Written problem ▸ Turn the listing below into a numbered list, using only the stretch from the line containing "Itemize the components" through the line containing "data-label: 13% [94,259,136,284]", both ends included. Leave out any blank lines.

--------------------------------------------------

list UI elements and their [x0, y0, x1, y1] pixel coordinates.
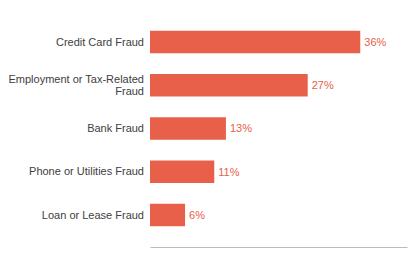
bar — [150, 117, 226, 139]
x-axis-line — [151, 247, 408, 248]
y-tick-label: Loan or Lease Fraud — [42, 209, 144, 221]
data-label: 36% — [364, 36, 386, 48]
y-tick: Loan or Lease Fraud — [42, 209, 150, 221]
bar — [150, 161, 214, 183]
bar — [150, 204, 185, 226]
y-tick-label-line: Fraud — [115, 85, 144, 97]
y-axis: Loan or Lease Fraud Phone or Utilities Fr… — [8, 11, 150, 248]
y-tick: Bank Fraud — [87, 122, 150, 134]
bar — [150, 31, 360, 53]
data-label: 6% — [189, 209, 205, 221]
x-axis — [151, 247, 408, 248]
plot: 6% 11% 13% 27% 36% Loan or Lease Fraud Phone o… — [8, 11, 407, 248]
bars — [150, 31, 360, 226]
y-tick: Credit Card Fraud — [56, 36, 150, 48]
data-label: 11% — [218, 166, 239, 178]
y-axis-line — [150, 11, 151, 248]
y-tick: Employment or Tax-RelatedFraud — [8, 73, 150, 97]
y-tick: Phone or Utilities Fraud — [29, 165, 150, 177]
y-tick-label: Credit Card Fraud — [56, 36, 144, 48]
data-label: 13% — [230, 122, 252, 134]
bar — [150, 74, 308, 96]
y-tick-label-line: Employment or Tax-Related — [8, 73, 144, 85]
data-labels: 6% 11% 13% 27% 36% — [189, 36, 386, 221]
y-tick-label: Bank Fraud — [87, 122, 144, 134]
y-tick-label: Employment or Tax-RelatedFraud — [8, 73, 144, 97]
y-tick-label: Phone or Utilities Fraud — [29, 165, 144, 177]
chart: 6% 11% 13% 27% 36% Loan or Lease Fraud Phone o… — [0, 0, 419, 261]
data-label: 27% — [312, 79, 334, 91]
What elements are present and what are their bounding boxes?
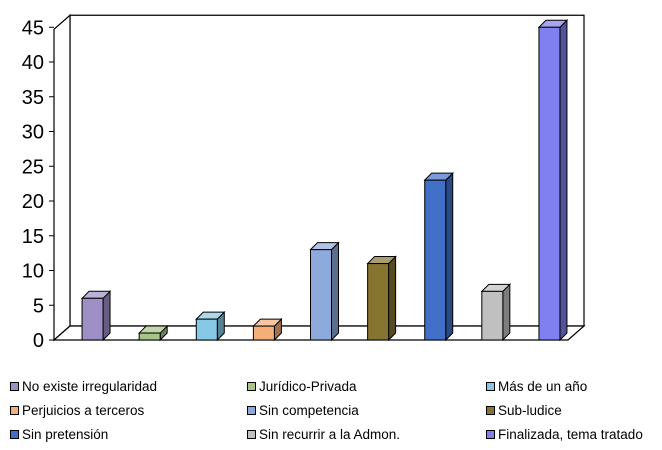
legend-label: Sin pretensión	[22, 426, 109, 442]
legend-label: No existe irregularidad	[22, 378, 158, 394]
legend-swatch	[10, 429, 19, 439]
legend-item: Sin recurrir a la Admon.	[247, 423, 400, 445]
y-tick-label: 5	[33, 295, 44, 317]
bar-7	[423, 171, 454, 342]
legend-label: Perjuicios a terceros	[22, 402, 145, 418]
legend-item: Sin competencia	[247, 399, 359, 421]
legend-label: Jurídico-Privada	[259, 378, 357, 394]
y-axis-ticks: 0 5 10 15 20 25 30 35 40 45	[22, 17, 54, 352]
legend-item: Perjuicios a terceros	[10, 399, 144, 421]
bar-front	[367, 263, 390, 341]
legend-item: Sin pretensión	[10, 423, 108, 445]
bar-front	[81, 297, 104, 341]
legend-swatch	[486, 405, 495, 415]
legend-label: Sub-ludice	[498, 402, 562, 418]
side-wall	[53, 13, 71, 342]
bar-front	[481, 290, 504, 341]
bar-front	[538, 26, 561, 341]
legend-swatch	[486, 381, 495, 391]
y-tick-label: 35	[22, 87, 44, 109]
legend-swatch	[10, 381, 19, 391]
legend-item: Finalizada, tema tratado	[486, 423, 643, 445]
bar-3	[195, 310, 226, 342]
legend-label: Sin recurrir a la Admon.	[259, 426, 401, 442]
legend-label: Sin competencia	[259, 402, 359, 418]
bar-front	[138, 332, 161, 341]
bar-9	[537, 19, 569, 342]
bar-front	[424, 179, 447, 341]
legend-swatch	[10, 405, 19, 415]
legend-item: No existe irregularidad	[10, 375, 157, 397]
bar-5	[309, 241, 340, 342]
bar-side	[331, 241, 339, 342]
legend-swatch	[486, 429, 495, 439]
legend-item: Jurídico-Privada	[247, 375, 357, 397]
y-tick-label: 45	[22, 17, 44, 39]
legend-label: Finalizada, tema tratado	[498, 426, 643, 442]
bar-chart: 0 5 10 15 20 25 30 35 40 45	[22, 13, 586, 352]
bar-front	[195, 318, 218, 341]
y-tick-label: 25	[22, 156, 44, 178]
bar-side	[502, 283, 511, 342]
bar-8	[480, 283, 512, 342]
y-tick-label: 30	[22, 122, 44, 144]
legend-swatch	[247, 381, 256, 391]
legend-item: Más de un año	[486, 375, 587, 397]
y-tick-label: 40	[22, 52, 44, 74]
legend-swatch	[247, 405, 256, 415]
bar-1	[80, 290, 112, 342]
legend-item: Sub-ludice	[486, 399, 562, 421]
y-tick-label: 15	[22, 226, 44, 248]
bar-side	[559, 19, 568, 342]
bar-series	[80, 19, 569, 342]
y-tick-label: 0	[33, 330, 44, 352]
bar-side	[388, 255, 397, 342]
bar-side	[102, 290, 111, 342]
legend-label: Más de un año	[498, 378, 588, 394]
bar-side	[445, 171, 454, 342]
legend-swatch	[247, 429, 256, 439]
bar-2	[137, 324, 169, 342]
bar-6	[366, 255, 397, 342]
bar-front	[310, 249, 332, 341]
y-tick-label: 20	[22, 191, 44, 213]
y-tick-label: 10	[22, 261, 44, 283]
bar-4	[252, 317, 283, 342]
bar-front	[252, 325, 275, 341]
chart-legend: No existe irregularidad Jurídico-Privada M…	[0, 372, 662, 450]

--------------------------------------------------

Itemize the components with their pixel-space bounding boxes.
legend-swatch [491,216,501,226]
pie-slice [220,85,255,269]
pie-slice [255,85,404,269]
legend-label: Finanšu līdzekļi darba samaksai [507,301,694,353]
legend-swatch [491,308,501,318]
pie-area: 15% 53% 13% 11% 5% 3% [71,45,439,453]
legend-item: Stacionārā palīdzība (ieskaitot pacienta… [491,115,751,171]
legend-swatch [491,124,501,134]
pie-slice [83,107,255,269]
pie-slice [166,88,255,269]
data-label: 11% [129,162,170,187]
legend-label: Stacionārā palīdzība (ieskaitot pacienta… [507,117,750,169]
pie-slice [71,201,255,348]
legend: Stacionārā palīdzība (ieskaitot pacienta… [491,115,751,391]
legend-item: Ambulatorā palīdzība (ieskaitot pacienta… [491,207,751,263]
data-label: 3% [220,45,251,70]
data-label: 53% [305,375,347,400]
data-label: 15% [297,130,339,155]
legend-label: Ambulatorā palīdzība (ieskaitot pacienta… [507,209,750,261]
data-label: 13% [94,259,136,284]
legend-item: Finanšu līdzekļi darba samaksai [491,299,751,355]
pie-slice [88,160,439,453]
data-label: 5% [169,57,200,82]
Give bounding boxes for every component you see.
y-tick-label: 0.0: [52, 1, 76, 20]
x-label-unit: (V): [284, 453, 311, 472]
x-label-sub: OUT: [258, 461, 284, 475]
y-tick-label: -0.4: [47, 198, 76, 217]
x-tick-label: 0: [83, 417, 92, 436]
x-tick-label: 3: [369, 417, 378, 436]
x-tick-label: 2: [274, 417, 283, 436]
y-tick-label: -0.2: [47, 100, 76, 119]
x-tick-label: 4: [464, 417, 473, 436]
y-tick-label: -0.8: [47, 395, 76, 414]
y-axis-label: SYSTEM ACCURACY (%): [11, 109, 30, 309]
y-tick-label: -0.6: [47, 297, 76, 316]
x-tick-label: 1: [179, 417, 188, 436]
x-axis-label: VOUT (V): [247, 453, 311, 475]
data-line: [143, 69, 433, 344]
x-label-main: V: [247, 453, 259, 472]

--------------------------------------------------

Exercise response ▸
1. Itemize the components with their pixel-space bounding boxes.
2. legend-swatch [491,216,501,226]
3. pie-slice [220,85,255,269]
4. pie-slice [255,85,404,269]
5. legend-label: Finanšu līdzekļi darba samaksai [507,301,694,353]
6. legend-swatch [491,308,501,318]
7. pie-area: 15% 53% 13% 11% 5% 3% [71,45,439,453]
8. legend-item: Stacionārā palīdzība (ieskaitot pacienta… [491,115,751,171]
9. legend-swatch [491,124,501,134]
10. pie-slice [83,107,255,269]
11. pie-slice [166,88,255,269]
12. data-label: 11% [129,162,170,187]
13. legend-label: Stacionārā palīdzība (ieskaitot pacienta… [507,117,750,169]
14. pie-slice [71,201,255,348]
15. legend: Stacionārā palīdzība (ieskaitot pacienta… [491,115,751,391]
16. legend-item: Ambulatorā palīdzība (ieskaitot pacienta… [491,207,751,263]
17. data-label: 3% [220,45,251,70]
18. data-label: 53% [305,375,347,400]
19. data-label: 15% [297,130,339,155]
20. legend-label: Ambulatorā palīdzība (ieskaitot pacienta… [507,209,750,261]
21. data-label: 13% [94,259,136,284]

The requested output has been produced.